- **Objective**: Produce an exact copy of all the data below, dropping every image.

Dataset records
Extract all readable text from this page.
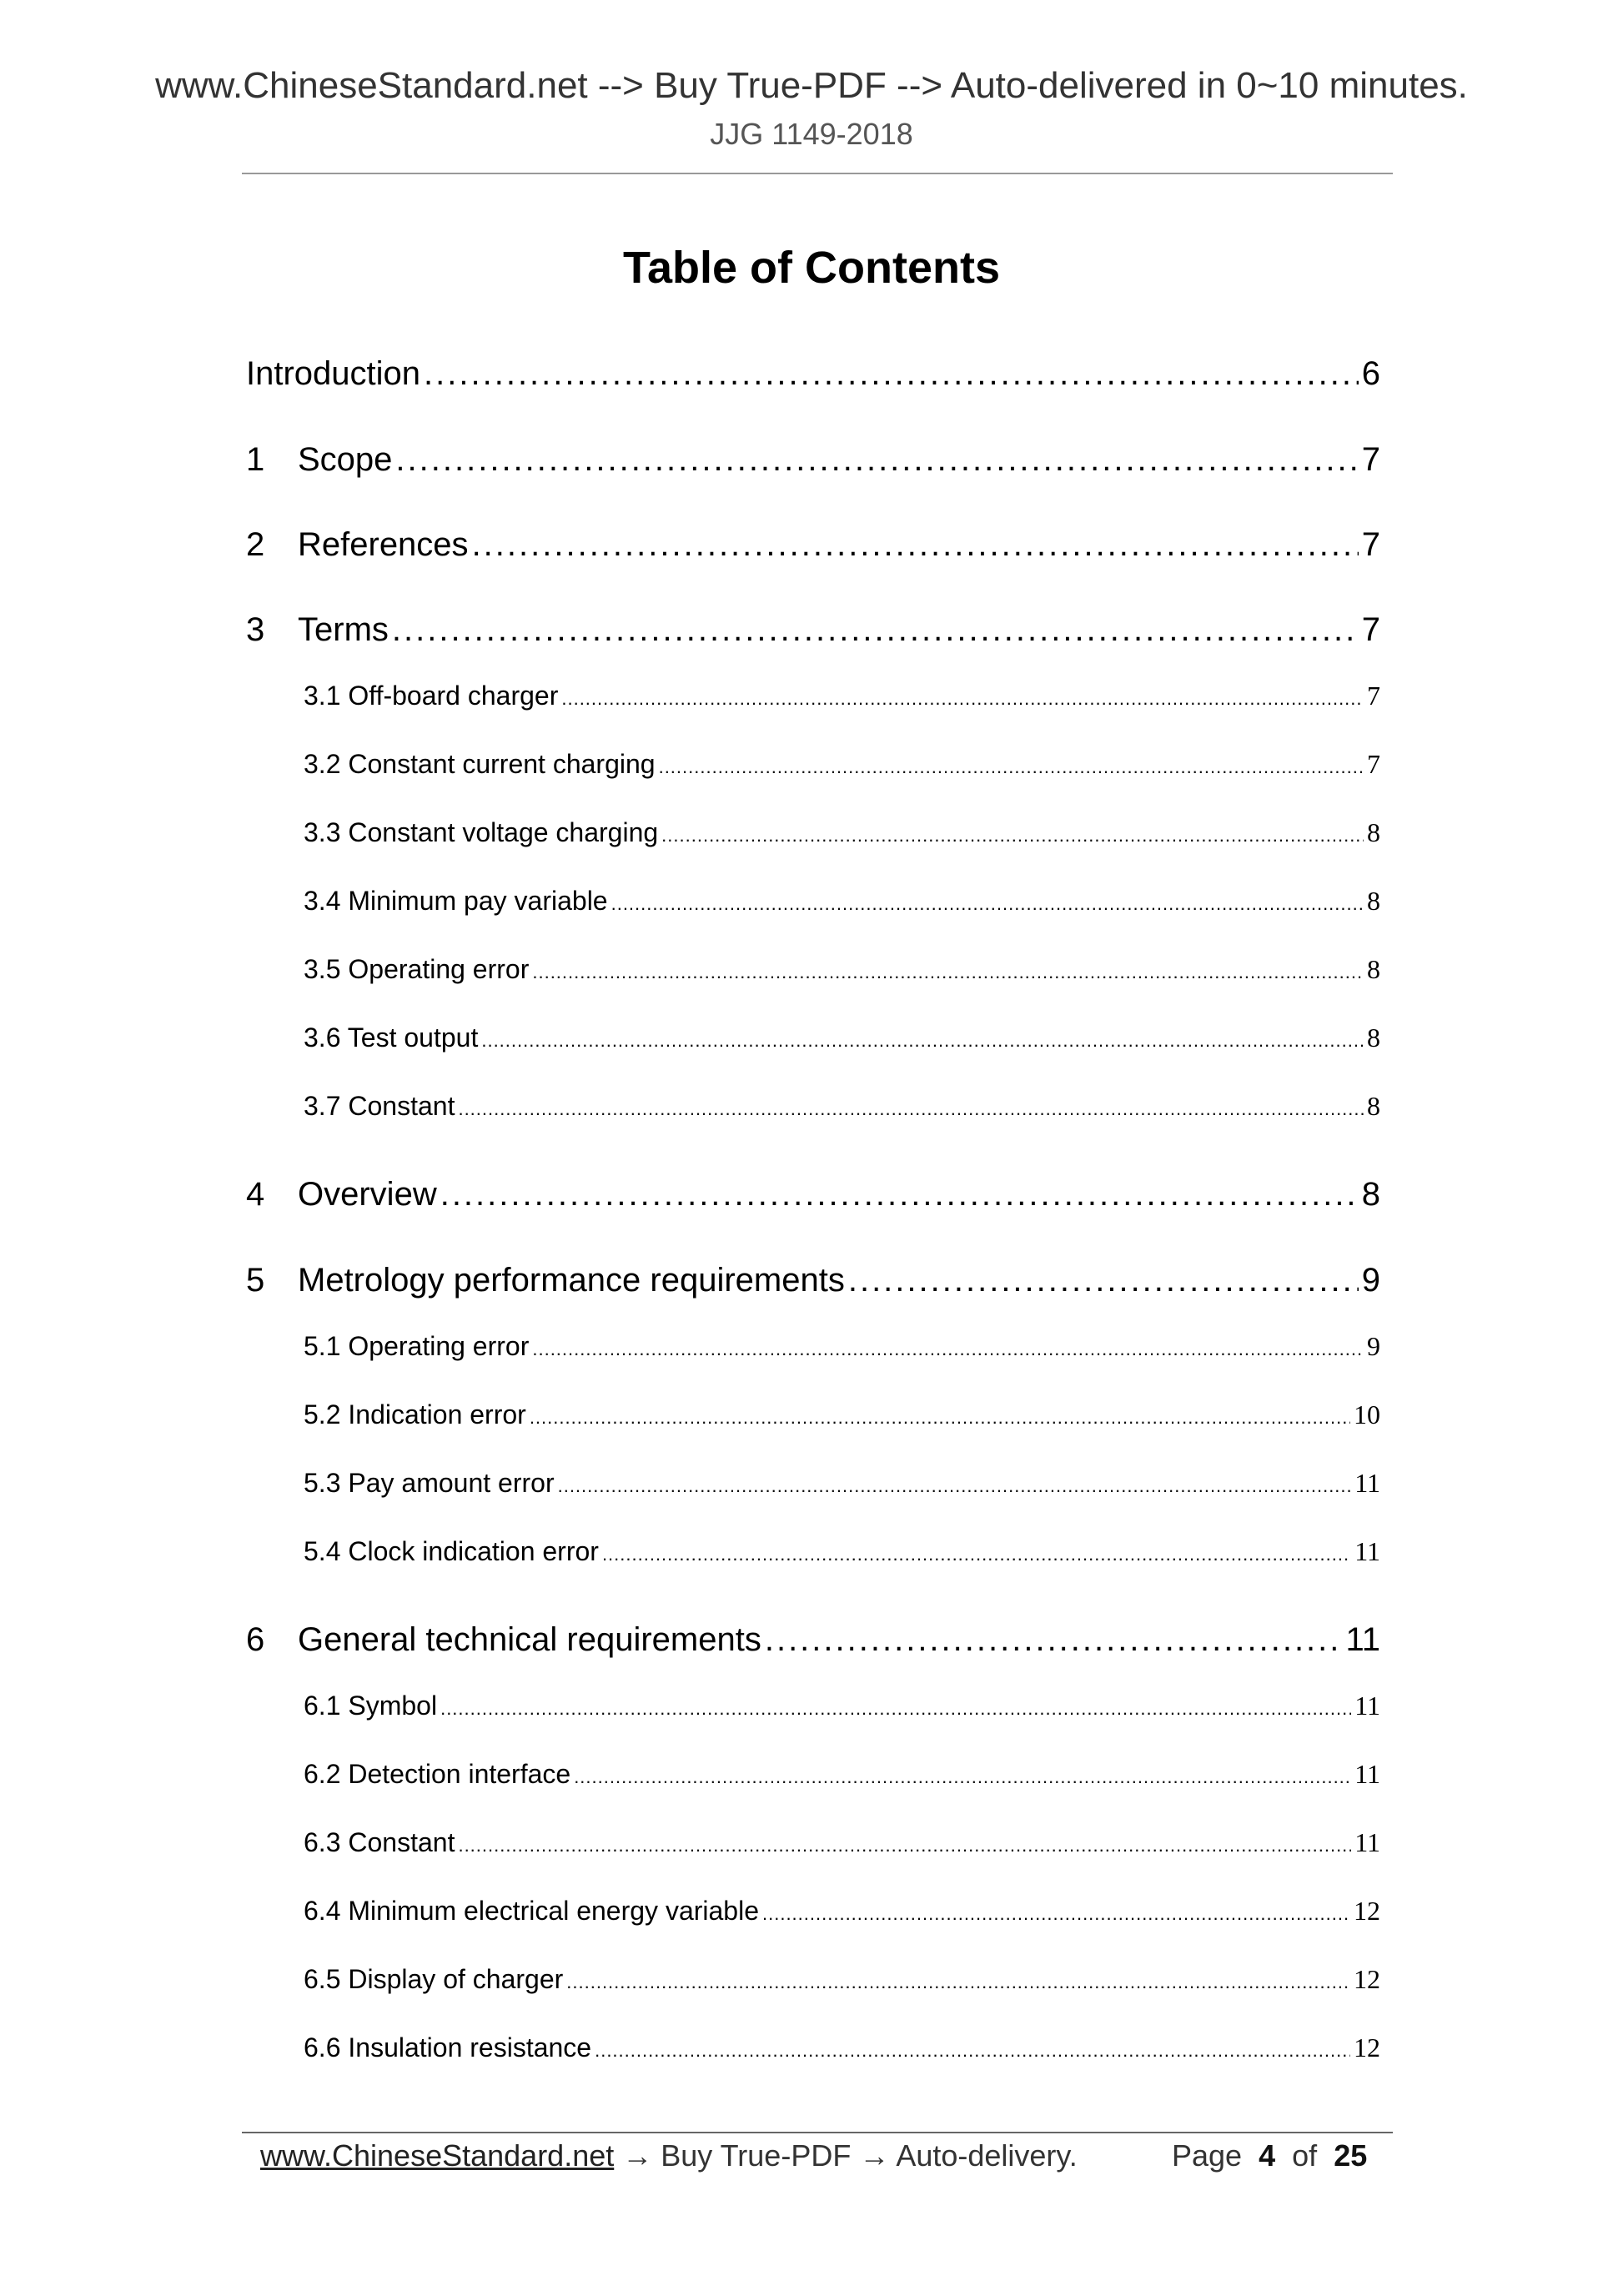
www.ChineseStandard.net --> Buy True-PDF --> Auto-delivered in 0~10 minutes.
JJG 1149-2018
Table of Contents
Introduction .....	6
1 Scope .....	7
2 References .....	7
3 Terms .....	7
3.1 Off-board charger .....	7
3.2 Constant current charging .....	7
3.3 Constant voltage charging .....	8
3.4 Minimum pay variable .....	8
3.5 Operating error .....	8
3.6 Test output .....	8
3.7 Constant .....	8
4 Overview .....	8
5 Metrology performance requirements .....	9
5.1 Operating error .....	9
5.2 Indication error .....	10
5.3 Pay amount error .....	11
5.4 Clock indication error .....	11
6 General technical requirements .....	11
6.1 Symbol .....	11
6.2 Detection interface .....	11
6.3 Constant .....	11
6.4 Minimum electrical energy variable .....	12
6.5 Display of charger .....	12
6.6 Insulation resistance .....	12
www.ChineseStandard.net → Buy True-PDF → Auto-delivery.	Page 4 of 25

- **Final result**:
Extract all readable text from this page.
www.ChineseStandard.net --> Buy True-PDF --> Auto-delivered in 0~10 minutes.
JJG 1149-2018
Table of Contents
Introduction .....	6
1 Scope .....	7
2 References .....	7
3 Terms .....	7
3.1 Off-board charger .....	7
3.2 Constant current charging .....	7
3.3 Constant voltage charging .....	8
3.4 Minimum pay variable .....	8
3.5 Operating error .....	8
3.6 Test output .....	8
3.7 Constant .....	8
4 Overview .....	8
5 Metrology performance requirements .....	9
5.1 Operating error .....	9
5.2 Indication error .....	10
5.3 Pay amount error .....	11
5.4 Clock indication error .....	11
6 General technical requirements .....	11
6.1 Symbol .....	11
6.2 Detection interface .....	11
6.3 Constant .....	11
6.4 Minimum electrical energy variable .....	12
6.5 Display of charger .....	12
6.6 Insulation resistance .....	12
www.ChineseStandard.net → Buy True-PDF → Auto-delivery.	Page 4 of 25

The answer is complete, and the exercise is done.